#### [WORK REQUIRED]
Find how many lines in the material contain "Reply"; your answer should be that number alone.

#### [EXTRACTED RECORDS]
****************

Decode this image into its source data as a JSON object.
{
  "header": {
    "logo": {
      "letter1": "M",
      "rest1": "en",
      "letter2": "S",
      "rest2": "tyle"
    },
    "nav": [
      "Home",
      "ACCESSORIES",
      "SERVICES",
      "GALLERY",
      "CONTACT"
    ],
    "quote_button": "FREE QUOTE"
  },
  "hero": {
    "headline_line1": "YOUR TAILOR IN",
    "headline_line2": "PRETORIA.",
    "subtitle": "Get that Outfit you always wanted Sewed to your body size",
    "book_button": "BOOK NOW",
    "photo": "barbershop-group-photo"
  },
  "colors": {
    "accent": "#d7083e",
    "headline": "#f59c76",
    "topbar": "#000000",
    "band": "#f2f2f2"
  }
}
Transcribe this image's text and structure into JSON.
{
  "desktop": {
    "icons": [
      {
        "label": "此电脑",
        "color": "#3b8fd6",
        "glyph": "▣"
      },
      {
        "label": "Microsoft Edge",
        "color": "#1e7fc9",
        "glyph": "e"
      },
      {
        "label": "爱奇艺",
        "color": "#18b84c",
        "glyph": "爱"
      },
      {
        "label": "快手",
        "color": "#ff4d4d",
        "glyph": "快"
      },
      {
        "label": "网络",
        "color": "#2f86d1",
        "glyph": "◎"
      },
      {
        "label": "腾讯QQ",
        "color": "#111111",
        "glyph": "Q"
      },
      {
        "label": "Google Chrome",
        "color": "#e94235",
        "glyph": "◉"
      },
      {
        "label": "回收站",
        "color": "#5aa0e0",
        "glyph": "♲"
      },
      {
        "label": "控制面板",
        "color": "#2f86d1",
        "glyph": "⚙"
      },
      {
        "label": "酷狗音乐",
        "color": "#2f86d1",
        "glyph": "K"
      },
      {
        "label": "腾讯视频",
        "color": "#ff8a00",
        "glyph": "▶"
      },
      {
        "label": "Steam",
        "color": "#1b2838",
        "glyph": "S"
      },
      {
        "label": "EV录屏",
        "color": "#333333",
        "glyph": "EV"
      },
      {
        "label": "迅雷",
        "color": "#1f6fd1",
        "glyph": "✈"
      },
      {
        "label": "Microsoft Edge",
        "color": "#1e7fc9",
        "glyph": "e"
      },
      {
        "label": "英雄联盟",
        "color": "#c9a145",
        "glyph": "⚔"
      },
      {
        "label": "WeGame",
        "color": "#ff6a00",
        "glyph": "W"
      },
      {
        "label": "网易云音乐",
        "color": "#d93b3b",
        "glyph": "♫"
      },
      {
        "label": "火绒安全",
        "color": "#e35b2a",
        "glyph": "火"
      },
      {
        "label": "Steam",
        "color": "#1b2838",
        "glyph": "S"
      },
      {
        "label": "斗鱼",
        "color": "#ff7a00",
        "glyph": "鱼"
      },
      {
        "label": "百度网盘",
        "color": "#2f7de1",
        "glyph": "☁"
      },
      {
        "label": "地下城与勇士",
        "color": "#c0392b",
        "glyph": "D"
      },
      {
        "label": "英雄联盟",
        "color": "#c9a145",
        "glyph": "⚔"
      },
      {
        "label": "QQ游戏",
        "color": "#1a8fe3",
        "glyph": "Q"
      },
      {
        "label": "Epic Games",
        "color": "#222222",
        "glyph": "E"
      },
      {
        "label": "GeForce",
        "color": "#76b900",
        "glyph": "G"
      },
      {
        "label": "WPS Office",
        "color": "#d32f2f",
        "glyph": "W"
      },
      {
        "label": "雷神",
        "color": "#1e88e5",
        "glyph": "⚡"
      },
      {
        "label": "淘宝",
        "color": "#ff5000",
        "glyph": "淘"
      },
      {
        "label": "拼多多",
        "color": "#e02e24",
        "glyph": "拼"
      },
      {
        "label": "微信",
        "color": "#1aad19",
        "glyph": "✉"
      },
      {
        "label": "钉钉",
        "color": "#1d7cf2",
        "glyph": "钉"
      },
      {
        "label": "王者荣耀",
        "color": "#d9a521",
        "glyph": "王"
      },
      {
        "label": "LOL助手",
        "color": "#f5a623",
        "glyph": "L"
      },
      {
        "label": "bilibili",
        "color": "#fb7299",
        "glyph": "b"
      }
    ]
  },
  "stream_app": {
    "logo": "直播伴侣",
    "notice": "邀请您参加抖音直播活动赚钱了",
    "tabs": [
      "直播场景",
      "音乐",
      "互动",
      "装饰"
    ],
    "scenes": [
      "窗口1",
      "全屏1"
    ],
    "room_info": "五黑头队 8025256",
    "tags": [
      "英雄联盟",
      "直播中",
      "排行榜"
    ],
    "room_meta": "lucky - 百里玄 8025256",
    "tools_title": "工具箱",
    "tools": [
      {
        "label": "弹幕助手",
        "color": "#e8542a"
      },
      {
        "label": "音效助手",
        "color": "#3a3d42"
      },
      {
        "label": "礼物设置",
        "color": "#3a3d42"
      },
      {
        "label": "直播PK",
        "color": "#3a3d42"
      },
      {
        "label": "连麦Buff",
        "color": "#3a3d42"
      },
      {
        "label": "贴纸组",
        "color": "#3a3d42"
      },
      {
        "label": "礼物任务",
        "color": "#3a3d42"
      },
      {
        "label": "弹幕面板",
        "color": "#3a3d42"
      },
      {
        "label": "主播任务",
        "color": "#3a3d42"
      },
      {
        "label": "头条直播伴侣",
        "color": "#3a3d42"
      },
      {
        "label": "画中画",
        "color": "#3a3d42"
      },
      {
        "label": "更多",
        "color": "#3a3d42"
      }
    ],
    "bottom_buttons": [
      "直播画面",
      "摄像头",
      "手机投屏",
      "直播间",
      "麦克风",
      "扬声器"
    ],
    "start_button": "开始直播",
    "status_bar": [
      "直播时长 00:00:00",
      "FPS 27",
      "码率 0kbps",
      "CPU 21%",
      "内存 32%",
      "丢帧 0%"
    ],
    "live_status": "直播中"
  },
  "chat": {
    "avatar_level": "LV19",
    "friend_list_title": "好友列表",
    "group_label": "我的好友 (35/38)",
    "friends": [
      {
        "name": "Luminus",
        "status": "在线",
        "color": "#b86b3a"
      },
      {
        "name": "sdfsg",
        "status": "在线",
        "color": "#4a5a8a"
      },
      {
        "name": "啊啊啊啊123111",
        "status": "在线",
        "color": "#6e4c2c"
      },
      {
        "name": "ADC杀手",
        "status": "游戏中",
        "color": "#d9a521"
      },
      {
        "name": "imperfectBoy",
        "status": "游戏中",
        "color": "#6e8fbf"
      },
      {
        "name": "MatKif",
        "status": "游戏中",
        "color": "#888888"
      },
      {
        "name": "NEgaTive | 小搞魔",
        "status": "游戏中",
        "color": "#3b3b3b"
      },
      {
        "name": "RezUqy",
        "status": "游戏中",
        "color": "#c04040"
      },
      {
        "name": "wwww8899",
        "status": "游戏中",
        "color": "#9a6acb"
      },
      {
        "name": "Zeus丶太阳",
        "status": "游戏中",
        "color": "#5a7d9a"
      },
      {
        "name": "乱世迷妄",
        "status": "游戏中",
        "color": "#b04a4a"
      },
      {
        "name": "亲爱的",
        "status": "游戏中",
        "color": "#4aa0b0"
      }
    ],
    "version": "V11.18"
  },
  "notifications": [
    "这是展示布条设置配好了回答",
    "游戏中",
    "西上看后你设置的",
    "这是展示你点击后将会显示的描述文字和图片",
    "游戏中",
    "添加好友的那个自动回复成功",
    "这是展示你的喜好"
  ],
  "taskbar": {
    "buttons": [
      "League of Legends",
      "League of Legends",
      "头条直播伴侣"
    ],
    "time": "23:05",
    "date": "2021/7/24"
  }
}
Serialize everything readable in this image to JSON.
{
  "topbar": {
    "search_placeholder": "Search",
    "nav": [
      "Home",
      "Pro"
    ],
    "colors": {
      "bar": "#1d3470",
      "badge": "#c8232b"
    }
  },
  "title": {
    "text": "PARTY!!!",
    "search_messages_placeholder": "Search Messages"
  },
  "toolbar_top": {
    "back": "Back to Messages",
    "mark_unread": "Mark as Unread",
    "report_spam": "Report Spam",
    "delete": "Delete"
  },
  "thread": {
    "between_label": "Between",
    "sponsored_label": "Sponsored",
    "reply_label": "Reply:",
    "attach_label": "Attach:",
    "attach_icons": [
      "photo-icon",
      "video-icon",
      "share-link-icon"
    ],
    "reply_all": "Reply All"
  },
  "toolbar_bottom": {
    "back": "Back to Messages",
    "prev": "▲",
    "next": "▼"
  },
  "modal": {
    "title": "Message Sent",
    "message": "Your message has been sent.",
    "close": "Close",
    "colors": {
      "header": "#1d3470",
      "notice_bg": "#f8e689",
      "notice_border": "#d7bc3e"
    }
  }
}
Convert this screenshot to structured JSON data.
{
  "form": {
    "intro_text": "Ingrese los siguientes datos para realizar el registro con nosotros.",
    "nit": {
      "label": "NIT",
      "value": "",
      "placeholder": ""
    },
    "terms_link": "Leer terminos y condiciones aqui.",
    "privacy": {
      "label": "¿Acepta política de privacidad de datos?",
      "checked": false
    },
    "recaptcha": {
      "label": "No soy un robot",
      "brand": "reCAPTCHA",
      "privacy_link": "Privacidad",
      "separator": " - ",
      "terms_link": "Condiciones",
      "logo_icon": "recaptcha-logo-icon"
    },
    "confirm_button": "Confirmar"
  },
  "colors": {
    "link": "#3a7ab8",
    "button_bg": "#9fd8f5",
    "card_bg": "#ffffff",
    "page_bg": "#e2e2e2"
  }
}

****************

#### [WORKED SOLUTION]
2